# START OF EXTRACTED RECORDS
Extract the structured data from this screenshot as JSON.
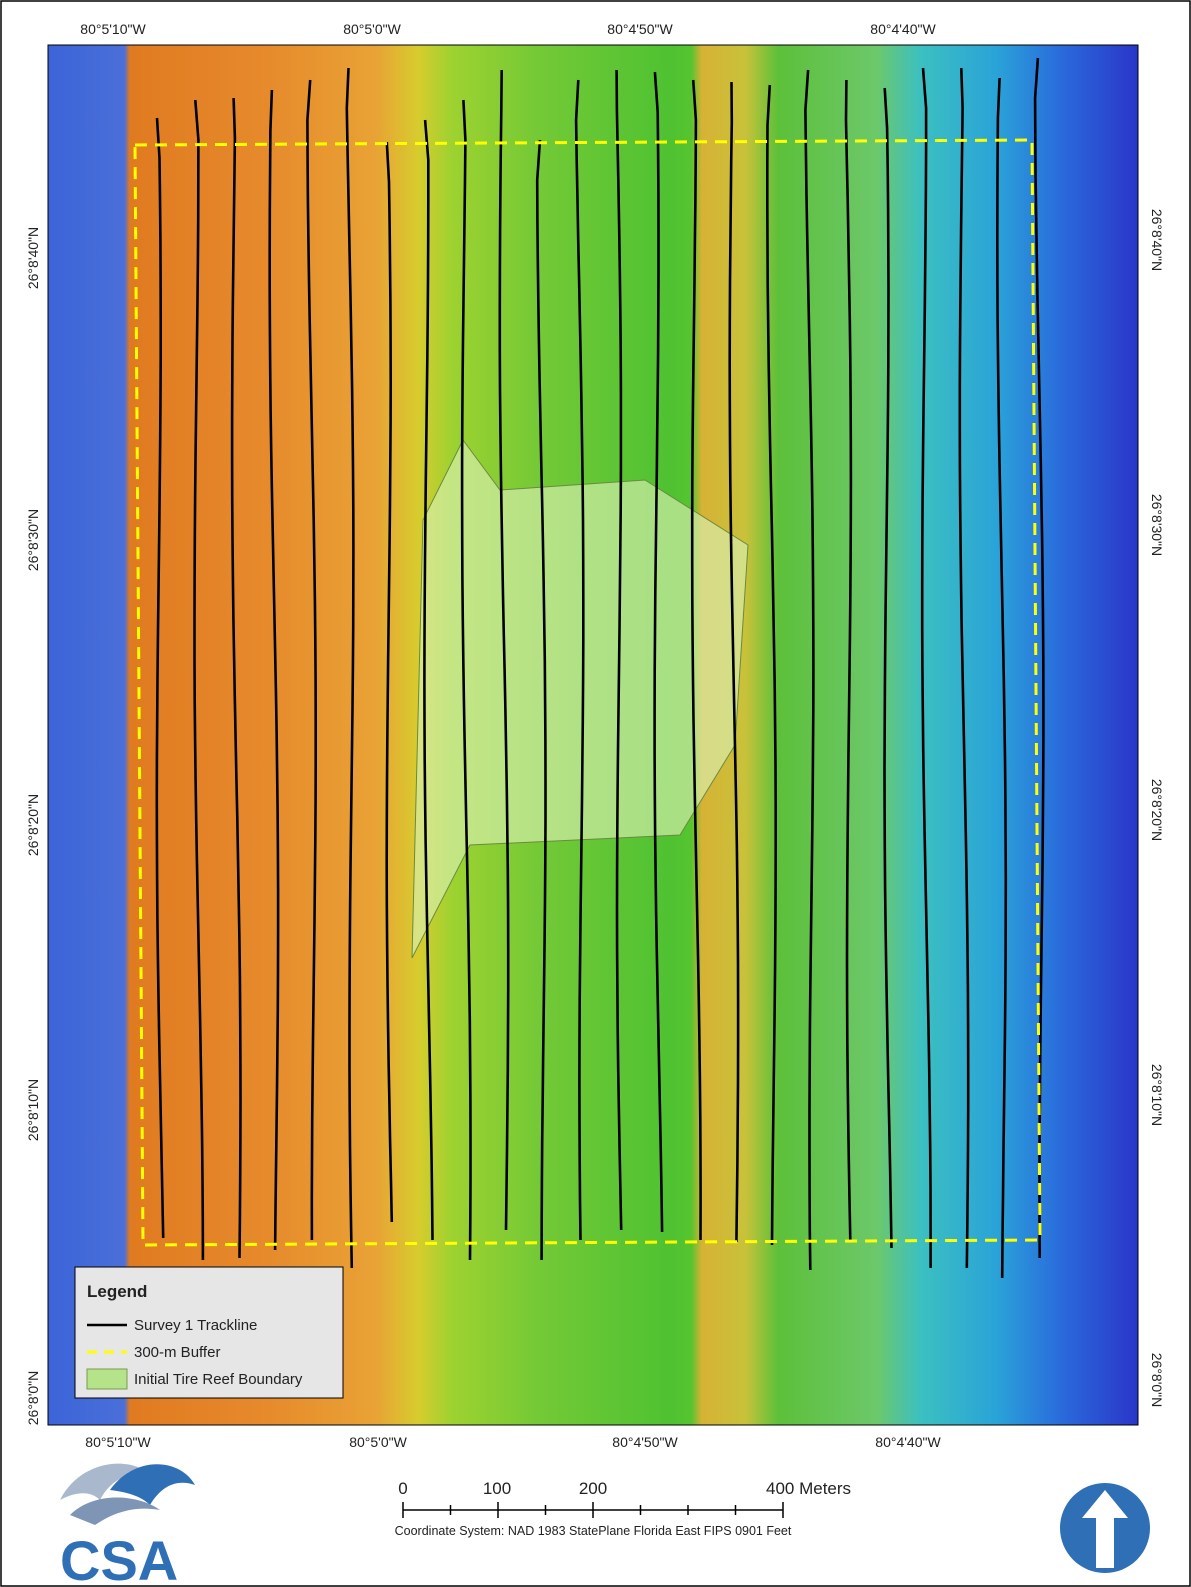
{
  "map": {
    "longitude_labels_top": [
      "80°5'10\"W",
      "80°5'0\"W",
      "80°4'50\"W",
      "80°4'40\"W"
    ],
    "longitude_labels_bottom": [
      "80°5'10\"W",
      "80°5'0\"W",
      "80°4'50\"W",
      "80°4'40\"W"
    ],
    "latitude_labels_left": [
      "26°8'40\"N",
      "26°8'30\"N",
      "26°8'20\"N",
      "26°8'10\"N",
      "26°8'0\"N"
    ],
    "latitude_labels_right": [
      "26°8'40\"N",
      "26°8'30\"N",
      "26°8'20\"N",
      "26°8'10\"N",
      "26°8'0\"N"
    ],
    "legend": {
      "title": "Legend",
      "items": [
        "Survey 1 Trackline",
        "300-m Buffer",
        "Initial Tire Reef Boundary"
      ]
    },
    "scale_bar": {
      "labels": [
        "0",
        "100",
        "200",
        "400 Meters"
      ]
    },
    "coordinate_system": "Coordinate System: NAD 1983 StatePlane Florida East FIPS 0901 Feet",
    "logo": "CSA"
  }
}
# END OF EXTRACTED RECORDS
• _GIVEN TASK_
Exclude the images and reproduce the remaining data exactly.

• _OUTPUT FOR THIS EXERCISE_
Extract the structured data from this screenshot as JSON.
{
  "map": {
    "longitude_labels_top": [
      "80°5'10\"W",
      "80°5'0\"W",
      "80°4'50\"W",
      "80°4'40\"W"
    ],
    "longitude_labels_bottom": [
      "80°5'10\"W",
      "80°5'0\"W",
      "80°4'50\"W",
      "80°4'40\"W"
    ],
    "latitude_labels_left": [
      "26°8'40\"N",
      "26°8'30\"N",
      "26°8'20\"N",
      "26°8'10\"N",
      "26°8'0\"N"
    ],
    "latitude_labels_right": [
      "26°8'40\"N",
      "26°8'30\"N",
      "26°8'20\"N",
      "26°8'10\"N",
      "26°8'0\"N"
    ],
    "legend": {
      "title": "Legend",
      "items": [
        "Survey 1 Trackline",
        "300-m Buffer",
        "Initial Tire Reef Boundary"
      ]
    },
    "scale_bar": {
      "labels": [
        "0",
        "100",
        "200",
        "400 Meters"
      ]
    },
    "coordinate_system": "Coordinate System: NAD 1983 StatePlane Florida East FIPS 0901 Feet",
    "logo": "CSA"
  }
}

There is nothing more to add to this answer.